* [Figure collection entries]
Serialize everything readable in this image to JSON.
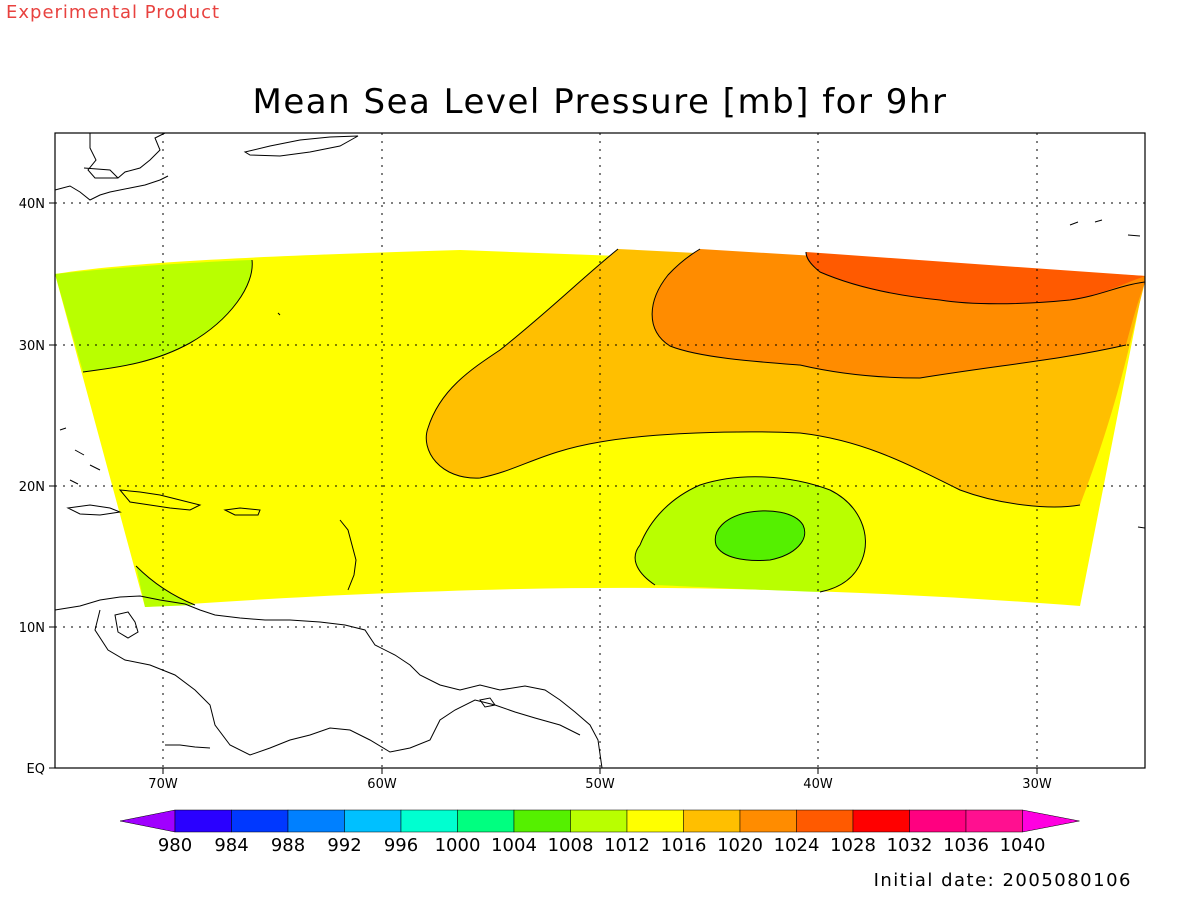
{
  "header": {
    "label": "Experimental Product"
  },
  "map": {
    "title": "Mean Sea Level Pressure [mb] for 9hr",
    "lon_ticks": [
      "70W",
      "60W",
      "50W",
      "40W",
      "30W"
    ],
    "lat_ticks": [
      "40N",
      "30N",
      "20N",
      "10N",
      "EQ"
    ],
    "regions": [
      {
        "name": "1008-1012 northwest",
        "color": "#b9ff00"
      },
      {
        "name": "1012-1016 main",
        "color": "#ffff00"
      },
      {
        "name": "1016-1020 north central",
        "color": "#ffbf00"
      },
      {
        "name": "1020-1024 north east",
        "color": "#ff8c00"
      },
      {
        "name": "1024-1028 far north east",
        "color": "#ff5a00"
      },
      {
        "name": "1008-1012 central low",
        "color": "#b9ff00"
      },
      {
        "name": "1004-1008 central low core",
        "color": "#55f000"
      }
    ]
  },
  "colorbar": {
    "labels": [
      "980",
      "984",
      "988",
      "992",
      "996",
      "1000",
      "1004",
      "1008",
      "1012",
      "1016",
      "1020",
      "1024",
      "1028",
      "1032",
      "1036",
      "1040"
    ],
    "colors": [
      "#a000ff",
      "#2a00ff",
      "#0038ff",
      "#0080ff",
      "#00c0ff",
      "#00ffd0",
      "#00ff80",
      "#55f000",
      "#b9ff00",
      "#ffff00",
      "#ffbf00",
      "#ff8c00",
      "#ff5a00",
      "#ff0000",
      "#ff0080",
      "#ff1090",
      "#ff00e0"
    ]
  },
  "footer": {
    "initial_date": "Initial date: 2005080106"
  }
}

* [Goal]
Images in the records should not be copied. Repeat all the rest exactly.

* [Reply to the exercise]
Serialize everything readable in this image to JSON.
{
  "header": {
    "label": "Experimental Product"
  },
  "map": {
    "title": "Mean Sea Level Pressure [mb] for 9hr",
    "lon_ticks": [
      "70W",
      "60W",
      "50W",
      "40W",
      "30W"
    ],
    "lat_ticks": [
      "40N",
      "30N",
      "20N",
      "10N",
      "EQ"
    ],
    "regions": [
      {
        "name": "1008-1012 northwest",
        "color": "#b9ff00"
      },
      {
        "name": "1012-1016 main",
        "color": "#ffff00"
      },
      {
        "name": "1016-1020 north central",
        "color": "#ffbf00"
      },
      {
        "name": "1020-1024 north east",
        "color": "#ff8c00"
      },
      {
        "name": "1024-1028 far north east",
        "color": "#ff5a00"
      },
      {
        "name": "1008-1012 central low",
        "color": "#b9ff00"
      },
      {
        "name": "1004-1008 central low core",
        "color": "#55f000"
      }
    ]
  },
  "colorbar": {
    "labels": [
      "980",
      "984",
      "988",
      "992",
      "996",
      "1000",
      "1004",
      "1008",
      "1012",
      "1016",
      "1020",
      "1024",
      "1028",
      "1032",
      "1036",
      "1040"
    ],
    "colors": [
      "#a000ff",
      "#2a00ff",
      "#0038ff",
      "#0080ff",
      "#00c0ff",
      "#00ffd0",
      "#00ff80",
      "#55f000",
      "#b9ff00",
      "#ffff00",
      "#ffbf00",
      "#ff8c00",
      "#ff5a00",
      "#ff0000",
      "#ff0080",
      "#ff1090",
      "#ff00e0"
    ]
  },
  "footer": {
    "initial_date": "Initial date: 2005080106"
  }
}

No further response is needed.